SET TASK - The data below is to be returned in full and exactly.

DATA RECORDS -
»»

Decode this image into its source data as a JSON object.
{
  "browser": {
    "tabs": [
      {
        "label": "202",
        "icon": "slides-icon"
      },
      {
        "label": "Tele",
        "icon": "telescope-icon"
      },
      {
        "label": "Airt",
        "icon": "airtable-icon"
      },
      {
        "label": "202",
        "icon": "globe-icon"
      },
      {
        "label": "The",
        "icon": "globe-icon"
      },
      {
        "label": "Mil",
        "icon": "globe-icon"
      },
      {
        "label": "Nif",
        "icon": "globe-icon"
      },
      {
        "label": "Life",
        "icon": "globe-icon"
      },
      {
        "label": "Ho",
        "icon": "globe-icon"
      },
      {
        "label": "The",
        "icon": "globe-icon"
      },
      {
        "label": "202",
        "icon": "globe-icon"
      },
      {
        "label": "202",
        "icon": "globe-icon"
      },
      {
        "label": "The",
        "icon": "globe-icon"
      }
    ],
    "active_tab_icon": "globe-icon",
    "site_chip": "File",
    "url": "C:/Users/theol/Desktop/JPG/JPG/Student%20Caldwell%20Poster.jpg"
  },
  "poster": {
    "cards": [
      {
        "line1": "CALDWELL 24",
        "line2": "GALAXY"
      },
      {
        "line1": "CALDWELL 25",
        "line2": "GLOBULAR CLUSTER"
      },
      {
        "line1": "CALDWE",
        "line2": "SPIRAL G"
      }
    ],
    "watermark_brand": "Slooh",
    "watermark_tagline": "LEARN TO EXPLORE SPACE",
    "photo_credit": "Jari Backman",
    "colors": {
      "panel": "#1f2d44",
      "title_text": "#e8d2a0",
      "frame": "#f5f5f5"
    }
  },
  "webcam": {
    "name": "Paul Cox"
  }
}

««

EXERCISE OUTPUT -
Decode this image into its source data as a JSON object.
{
  "browser": {
    "tabs": [
      {
        "label": "202",
        "icon": "slides-icon"
      },
      {
        "label": "Tele",
        "icon": "telescope-icon"
      },
      {
        "label": "Airt",
        "icon": "airtable-icon"
      },
      {
        "label": "202",
        "icon": "globe-icon"
      },
      {
        "label": "The",
        "icon": "globe-icon"
      },
      {
        "label": "Mil",
        "icon": "globe-icon"
      },
      {
        "label": "Nif",
        "icon": "globe-icon"
      },
      {
        "label": "Life",
        "icon": "globe-icon"
      },
      {
        "label": "Ho",
        "icon": "globe-icon"
      },
      {
        "label": "The",
        "icon": "globe-icon"
      },
      {
        "label": "202",
        "icon": "globe-icon"
      },
      {
        "label": "202",
        "icon": "globe-icon"
      },
      {
        "label": "The",
        "icon": "globe-icon"
      }
    ],
    "active_tab_icon": "globe-icon",
    "site_chip": "File",
    "url": "C:/Users/theol/Desktop/JPG/JPG/Student%20Caldwell%20Poster.jpg"
  },
  "poster": {
    "cards": [
      {
        "line1": "CALDWELL 24",
        "line2": "GALAXY"
      },
      {
        "line1": "CALDWELL 25",
        "line2": "GLOBULAR CLUSTER"
      },
      {
        "line1": "CALDWE",
        "line2": "SPIRAL G"
      }
    ],
    "watermark_brand": "Slooh",
    "watermark_tagline": "LEARN TO EXPLORE SPACE",
    "photo_credit": "Jari Backman",
    "colors": {
      "panel": "#1f2d44",
      "title_text": "#e8d2a0",
      "frame": "#f5f5f5"
    }
  },
  "webcam": {
    "name": "Paul Cox"
  }
}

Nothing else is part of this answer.